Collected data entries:

══════

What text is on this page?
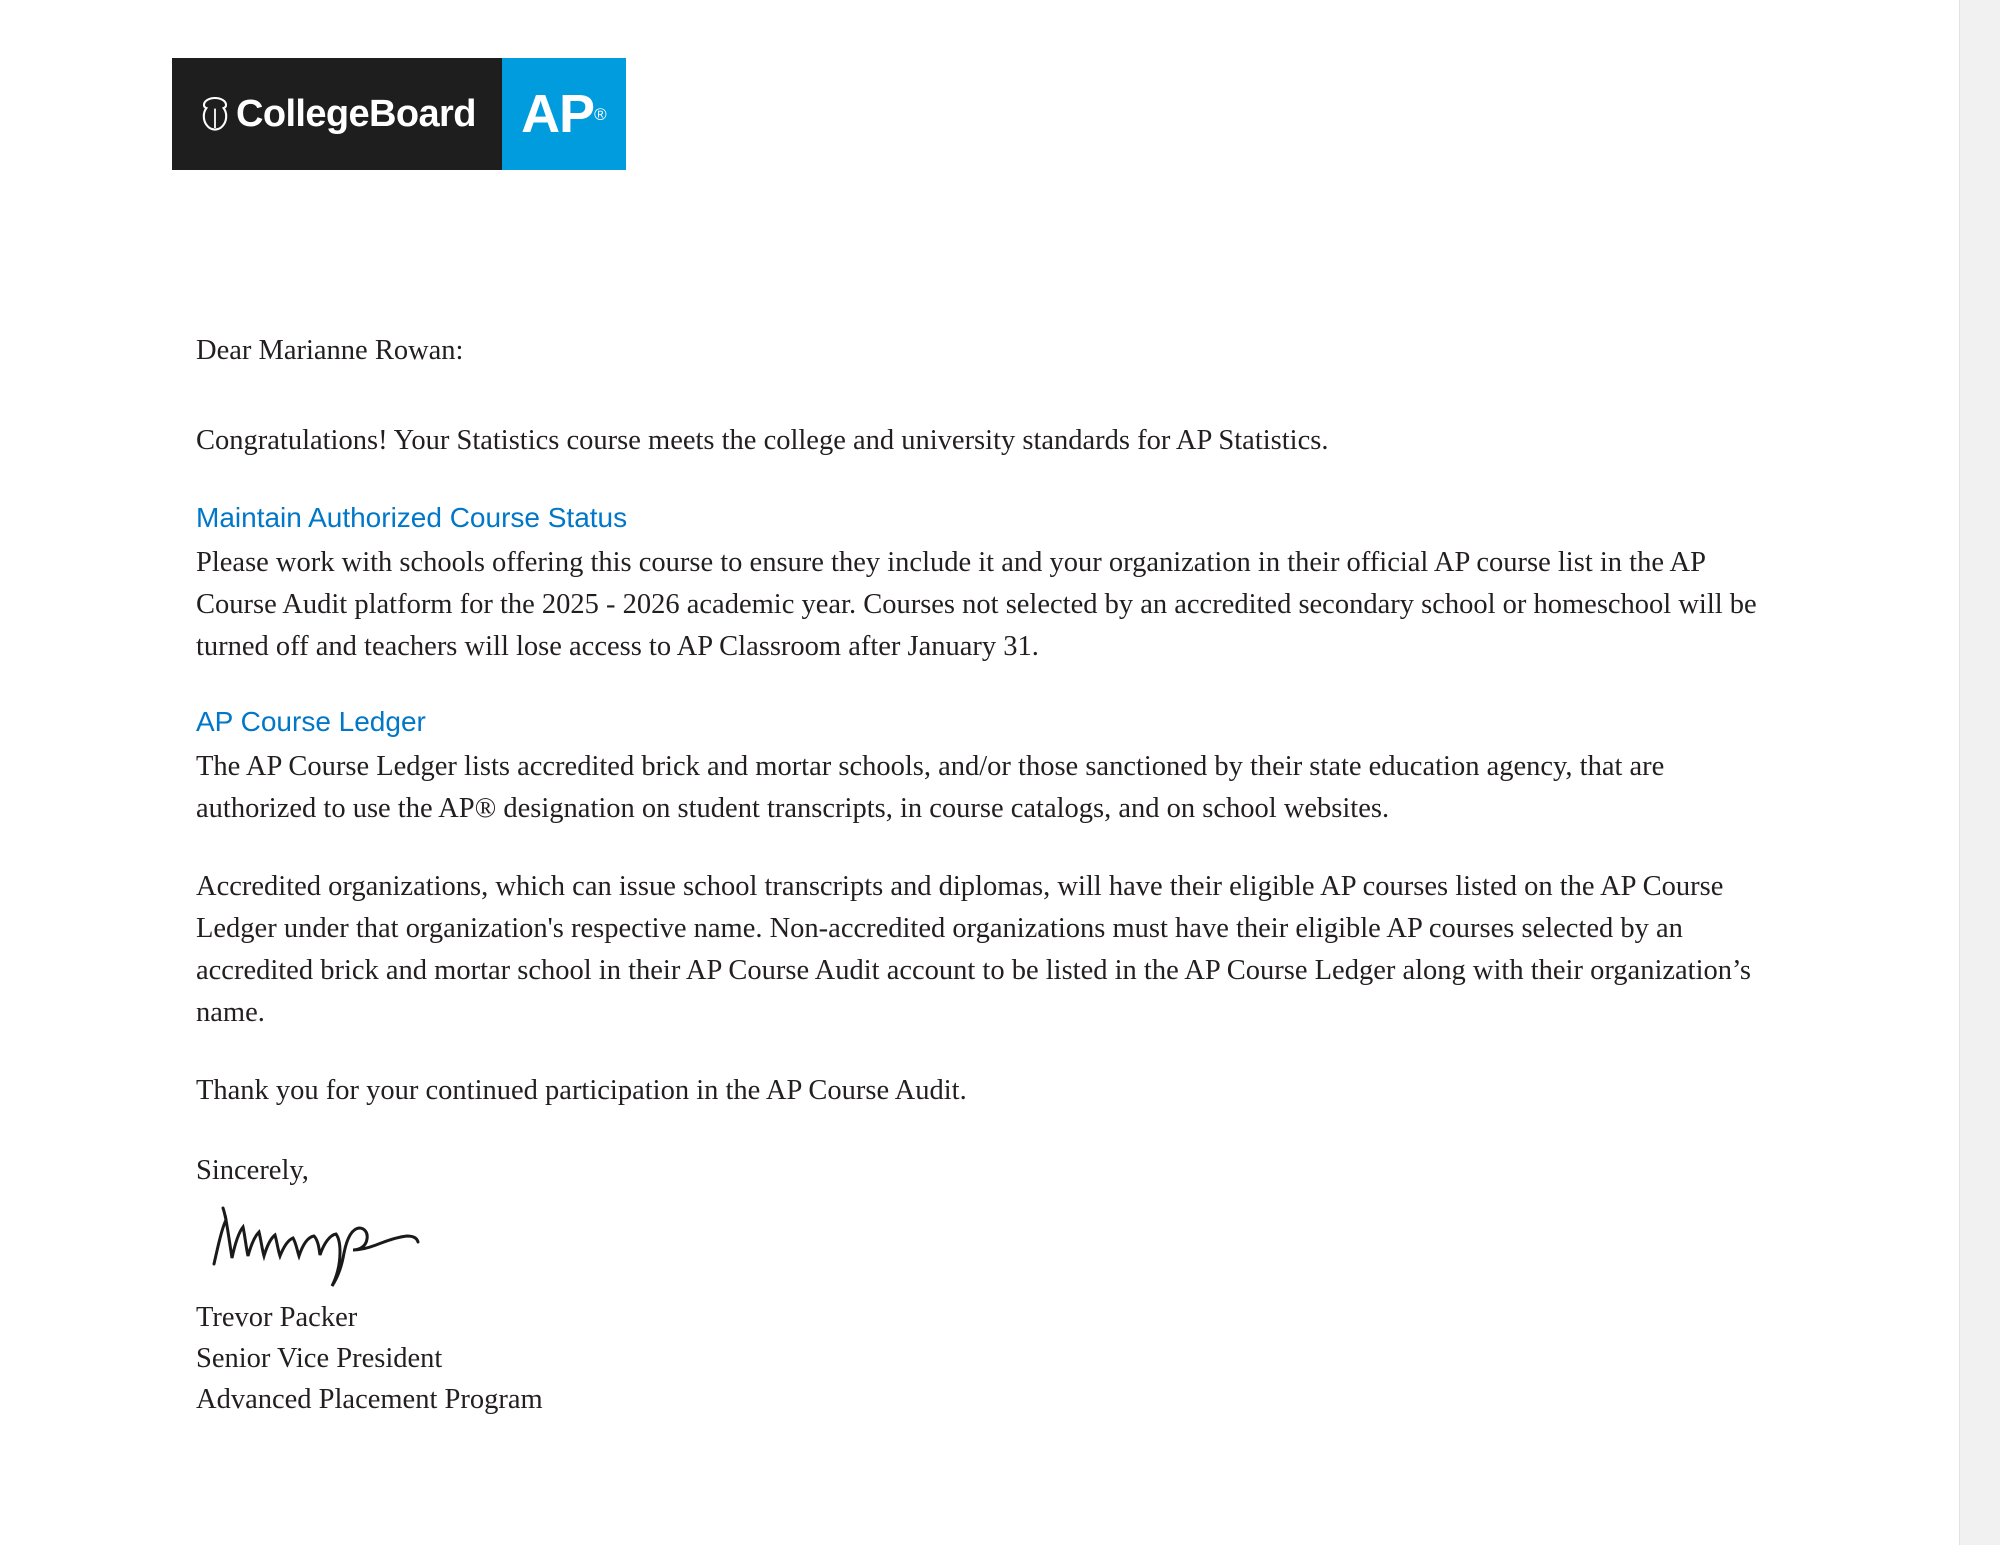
CollegeBoard AP ®

Dear Marianne Rowan:

Congratulations! Your Statistics course meets the college and university standards for AP Statistics.

Maintain Authorized Course Status

Please work with schools offering this course to ensure they include it and your organization in their official AP course list in the AP Course Audit platform for the 2025 - 2026 academic year. Courses not selected by an accredited secondary school or homeschool will be turned off and teachers will lose access to AP Classroom after January 31.

AP Course Ledger

The AP Course Ledger lists accredited brick and mortar schools, and/or those sanctioned by their state education agency, that are authorized to use the AP® designation on student transcripts, in course catalogs, and on school websites.

Accredited organizations, which can issue school transcripts and diplomas, will have their eligible AP courses listed on the AP Course Ledger under that organization's respective name. Non-accredited organizations must have their eligible AP courses selected by an accredited brick and mortar school in their AP Course Audit account to be listed in the AP Course Ledger along with their organization’s name.

Thank you for your continued participation in the AP Course Audit.

Sincerely,

Trevor Packer
Senior Vice President
Advanced Placement Program
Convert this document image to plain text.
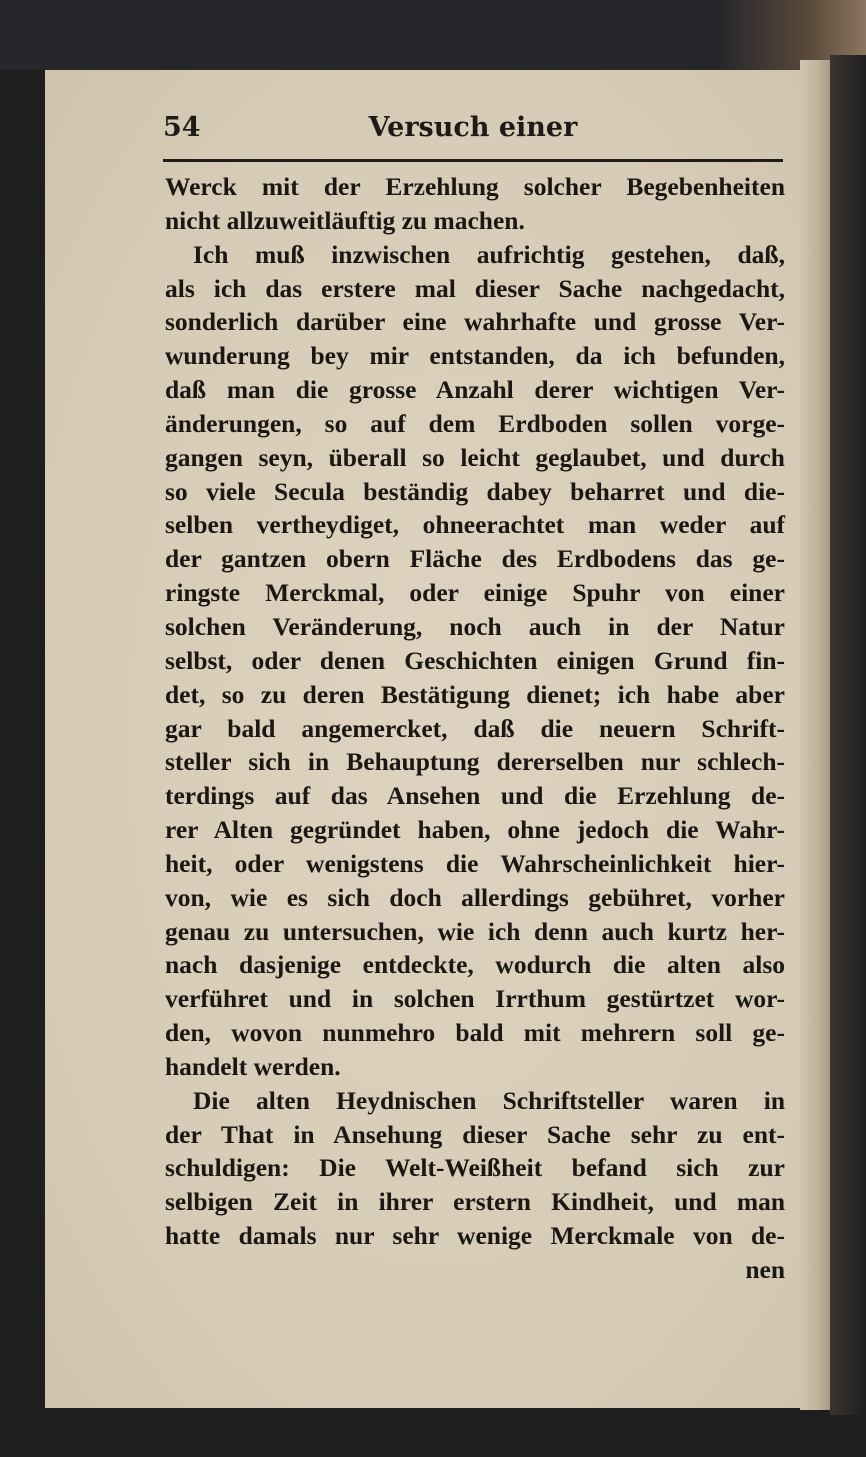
54	Versuch einer
Werck mit der Erzehlung solcher Begebenheiten
nicht allzuweitläuftig zu machen.
Ich muß inzwischen aufrichtig gestehen, daß,
als ich das erstere mal dieser Sache nachgedacht,
sonderlich darüber eine wahrhafte und grosse Ver-
wunderung bey mir entstanden, da ich befunden,
daß man die grosse Anzahl derer wichtigen Ver-
änderungen, so auf dem Erdboden sollen vorge-
gangen seyn, überall so leicht geglaubet, und durch
so viele Secula beständig dabey beharret und die-
selben vertheydiget, ohneerachtet man weder auf
der gantzen obern Fläche des Erdbodens das ge-
ringste Merckmal, oder einige Spuhr von einer
solchen Veränderung, noch auch in der Natur
selbst, oder denen Geschichten einigen Grund fin-
det, so zu deren Bestätigung dienet; ich habe aber
gar bald angemercket, daß die neuern Schrift-
steller sich in Behauptung dererselben nur schlech-
terdings auf das Ansehen und die Erzehlung de-
rer Alten gegründet haben, ohne jedoch die Wahr-
heit, oder wenigstens die Wahrscheinlichkeit hier-
von, wie es sich doch allerdings gebühret, vorher
genau zu untersuchen, wie ich denn auch kurtz her-
nach dasjenige entdeckte, wodurch die alten also
verführet und in solchen Irrthum gestürtzet wor-
den, wovon nunmehro bald mit mehrern soll ge-
handelt werden.
Die alten Heydnischen Schriftsteller waren in
der That in Ansehung dieser Sache sehr zu ent-
schuldigen: Die Welt-Weißheit befand sich zur
selbigen Zeit in ihrer erstern Kindheit, und man
hatte damals nur sehr wenige Merckmale von de-
nen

══════

Quote every record above exactly, omitting any pictures they contain.

What text is on this page?
CollegeBoard AP ®

Dear Marianne Rowan:

Congratulations! Your Statistics course meets the college and university standards for AP Statistics.

Maintain Authorized Course Status

Please work with schools offering this course to ensure they include it and your organization in their official AP course list in the AP Course Audit platform for the 2025 - 2026 academic year. Courses not selected by an accredited secondary school or homeschool will be turned off and teachers will lose access to AP Classroom after January 31.

AP Course Ledger

The AP Course Ledger lists accredited brick and mortar schools, and/or those sanctioned by their state education agency, that are authorized to use the AP® designation on student transcripts, in course catalogs, and on school websites.

Accredited organizations, which can issue school transcripts and diplomas, will have their eligible AP courses listed on the AP Course Ledger under that organization's respective name. Non-accredited organizations must have their eligible AP courses selected by an accredited brick and mortar school in their AP Course Audit account to be listed in the AP Course Ledger along with their organization’s name.

Thank you for your continued participation in the AP Course Audit.

Sincerely,

Trevor Packer
Senior Vice President
Advanced Placement Program
Convert this document image to plain text.
54	Versuch einer
Werck mit der Erzehlung solcher Begebenheiten
nicht allzuweitläuftig zu machen.
Ich muß inzwischen aufrichtig gestehen, daß,
als ich das erstere mal dieser Sache nachgedacht,
sonderlich darüber eine wahrhafte und grosse Ver-
wunderung bey mir entstanden, da ich befunden,
daß man die grosse Anzahl derer wichtigen Ver-
änderungen, so auf dem Erdboden sollen vorge-
gangen seyn, überall so leicht geglaubet, und durch
so viele Secula beständig dabey beharret und die-
selben vertheydiget, ohneerachtet man weder auf
der gantzen obern Fläche des Erdbodens das ge-
ringste Merckmal, oder einige Spuhr von einer
solchen Veränderung, noch auch in der Natur
selbst, oder denen Geschichten einigen Grund fin-
det, so zu deren Bestätigung dienet; ich habe aber
gar bald angemercket, daß die neuern Schrift-
steller sich in Behauptung dererselben nur schlech-
terdings auf das Ansehen und die Erzehlung de-
rer Alten gegründet haben, ohne jedoch die Wahr-
heit, oder wenigstens die Wahrscheinlichkeit hier-
von, wie es sich doch allerdings gebühret, vorher
genau zu untersuchen, wie ich denn auch kurtz her-
nach dasjenige entdeckte, wodurch die alten also
verführet und in solchen Irrthum gestürtzet wor-
den, wovon nunmehro bald mit mehrern soll ge-
handelt werden.
Die alten Heydnischen Schriftsteller waren in
der That in Ansehung dieser Sache sehr zu ent-
schuldigen: Die Welt-Weißheit befand sich zur
selbigen Zeit in ihrer erstern Kindheit, und man
hatte damals nur sehr wenige Merckmale von de-
nen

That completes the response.